SUPPLIED INFORMATION:
------------------------------------------------------------

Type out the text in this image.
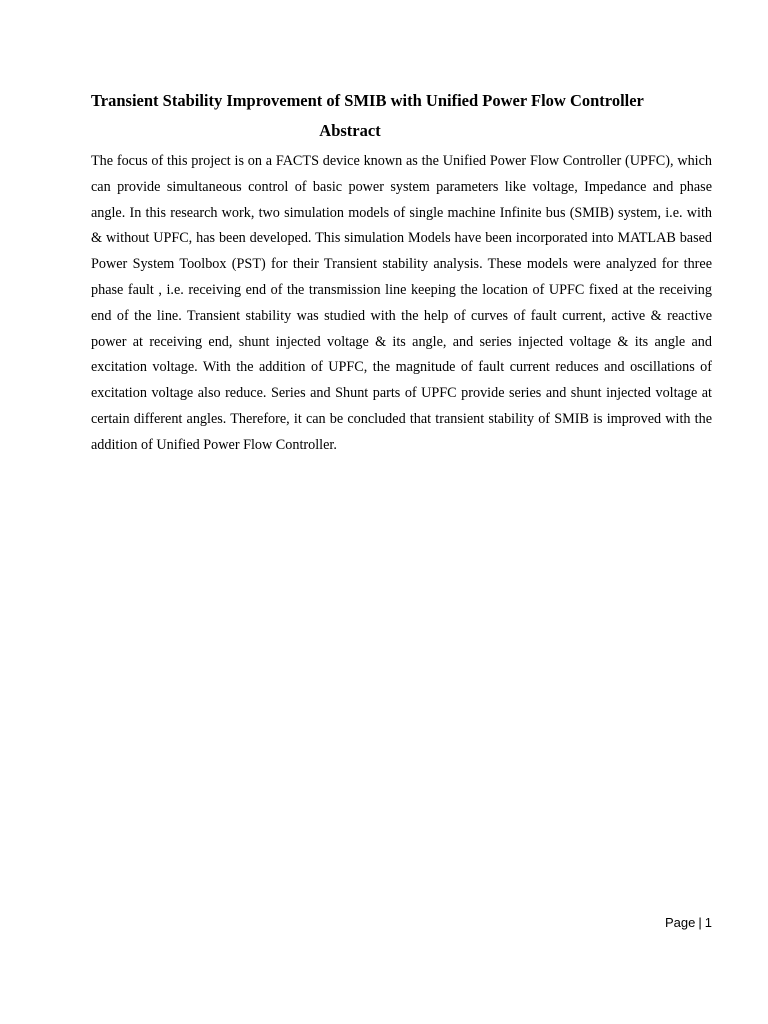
Transient Stability Improvement of SMIB with Unified Power Flow Controller
Abstract

The focus of this project is on a FACTS device known as the Unified Power Flow Controller (UPFC), which can provide simultaneous control of basic power system parameters like voltage, Impedance and phase angle. In this research work, two simulation models of single machine Infinite bus (SMIB) system, i.e. with & without UPFC, has been developed. This simulation Models have been incorporated into MATLAB based Power System Toolbox (PST) for their Transient stability analysis. These models were analyzed for three phase fault , i.e. receiving end of the transmission line keeping the location of UPFC fixed at the receiving end of the line. Transient stability was studied with the help of curves of fault current, active & reactive power at receiving end, shunt injected voltage & its angle, and series injected voltage & its angle and excitation voltage. With the addition of UPFC, the magnitude of fault current reduces and oscillations of excitation voltage also reduce. Series and Shunt parts of UPFC provide series and shunt injected voltage at certain different angles. Therefore, it can be concluded that transient stability of SMIB is improved with the addition of Unified Power Flow Controller.

Page | 1
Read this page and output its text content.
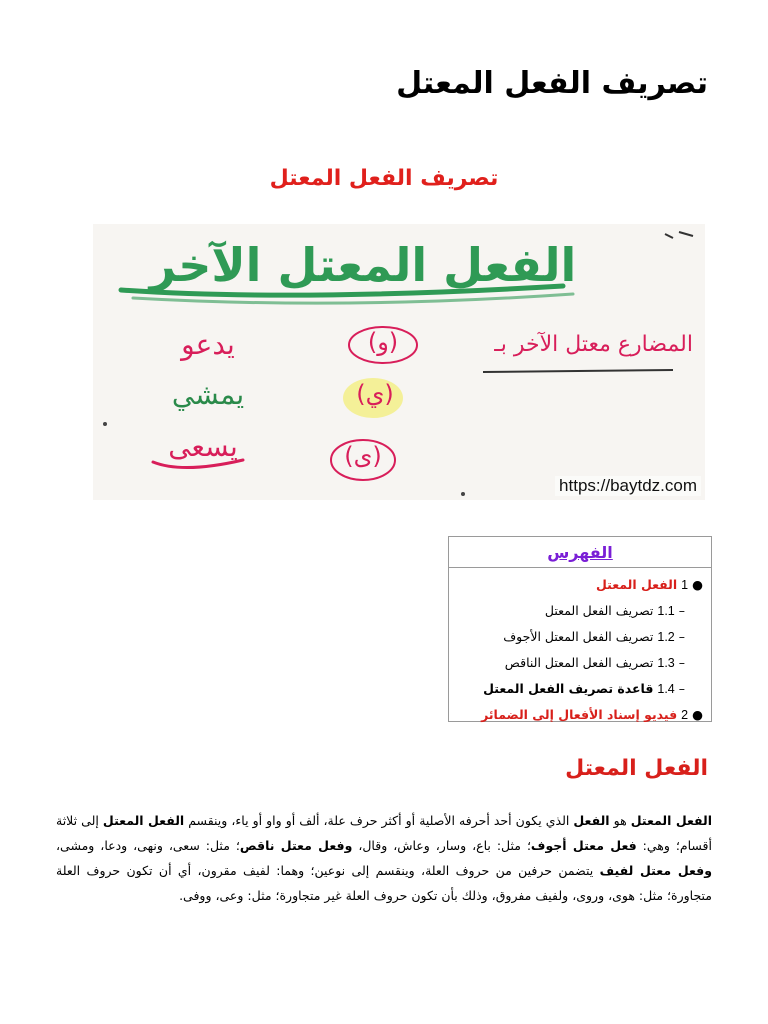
تصريف الفعل المعتل
تصريف الفعل المعتل
الفعل المعتل الآخر
المضارع معتل الآخر بـ
(و)
يدعو
(ي)
يمشي
(ى)
يسعى
https://baytdz.com
الفهرس
● 1 الفعل المعتل
– 1.1 تصريف الفعل المعتل
– 1.2 تصريف الفعل المعتل الأجوف
– 1.3 تصريف الفعل المعتل الناقص
– 1.4 قاعدة تصريف الفعل المعتل
● 2 فيديو إسناد الأفعال إلى الضمائر
الفعل المعتل

الفعل المعتل هو الفعل الذي يكون أحد أحرفه الأصلية أو أكثر حرف علة، ألف أو واو أو ياء، وينقسم الفعل المعتل إلى ثلاثة أقسام؛ وهي: فعل معتل أجوف؛ مثل: باع، وسار، وعاش، وقال، وفعل معتل ناقص؛ مثل: سعى، ونهى، ودعا، ومشى، وفعل معتل لفيف يتضمن حرفين من حروف العلة، وينقسم إلى نوعين؛ وهما: لفيف مقرون، أي أن تكون حروف العلة متجاورة؛ مثل: هوى، وروى، ولفيف مفروق، وذلك بأن تكون حروف العلة غير متجاورة؛ مثل: وعى، ووفى.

------------------------------------------------------------

EXERCISE GOAL: Find the lines that include the string "Unified", then copy each of them.

THE REPLY:
Transient Stability Improvement of SMIB with Unified Power Flow Controller
The focus of this project is on a FACTS device known as the Unified Power Flow Controller (UPFC), which can provide simultaneous control of basic power system parameters like voltage, Impedance and phase angle. In this research work, two simulation models of single machine Infinite bus (SMIB) system, i.e. with & without UPFC, has been developed. This simulation Models have been incorporated into MATLAB based Power System Toolbox (PST) for their Transient stability analysis. These models were analyzed for three phase fault , i.e. receiving end of the transmission line keeping the location of UPFC fixed at the receiving end of the line. Transient stability was studied with the help of curves of fault current, active & reactive power at receiving end, shunt injected voltage & its angle, and series injected voltage & its angle and excitation voltage. With the addition of UPFC, the magnitude of fault current reduces and oscillations of excitation voltage also reduce. Series and Shunt parts of UPFC provide series and shunt injected voltage at certain different angles. Therefore, it can be concluded that transient stability of SMIB is improved with the addition of Unified Power Flow Controller.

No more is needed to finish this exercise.